**Dataset content:**
◇ ◇ ◇ ◇ ◇
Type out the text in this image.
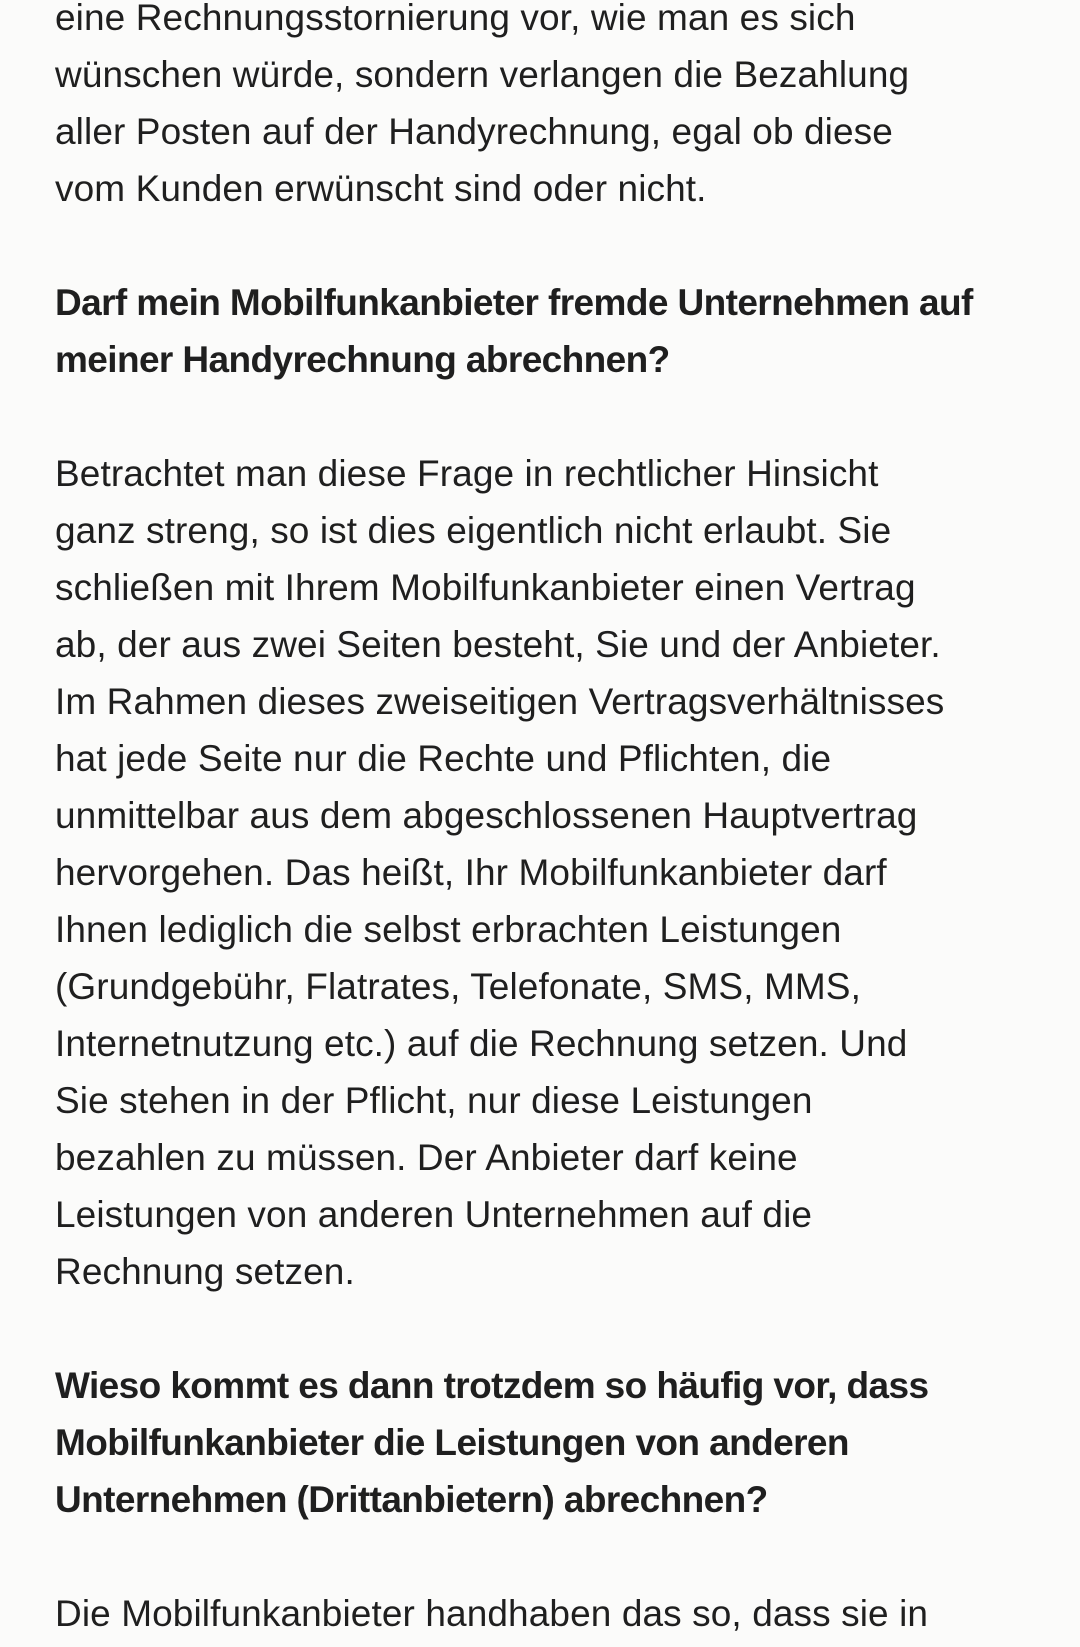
eine Rechnungsstornierung vor, wie man es sich
wünschen würde, sondern verlangen die Bezahlung
aller Posten auf der Handyrechnung, egal ob diese
vom Kunden erwünscht sind oder nicht.

Darf mein Mobilfunkanbieter fremde Unternehmen auf
meiner Handyrechnung abrechnen?

Betrachtet man diese Frage in rechtlicher Hinsicht
ganz streng, so ist dies eigentlich nicht erlaubt. Sie
schließen mit Ihrem Mobilfunkanbieter einen Vertrag
ab, der aus zwei Seiten besteht, Sie und der Anbieter.
Im Rahmen dieses zweiseitigen Vertragsverhältnisses
hat jede Seite nur die Rechte und Pflichten, die
unmittelbar aus dem abgeschlossenen Hauptvertrag
hervorgehen. Das heißt, Ihr Mobilfunkanbieter darf
Ihnen lediglich die selbst erbrachten Leistungen
(Grundgebühr, Flatrates, Telefonate, SMS, MMS,
Internetnutzung etc.) auf die Rechnung setzen. Und
Sie stehen in der Pflicht, nur diese Leistungen
bezahlen zu müssen. Der Anbieter darf keine
Leistungen von anderen Unternehmen auf die
Rechnung setzen.

Wieso kommt es dann trotzdem so häufig vor, dass
Mobilfunkanbieter die Leistungen von anderen
Unternehmen (Drittanbietern) abrechnen?

Die Mobilfunkanbieter handhaben das so, dass sie in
◇ ◇ ◇ ◇ ◇
**Stated task:**
Out of the preceding entries, pull every line containing the string "anderen".

**Exercise solution:**
Leistungen von anderen Unternehmen auf die
Mobilfunkanbieter die Leistungen von anderen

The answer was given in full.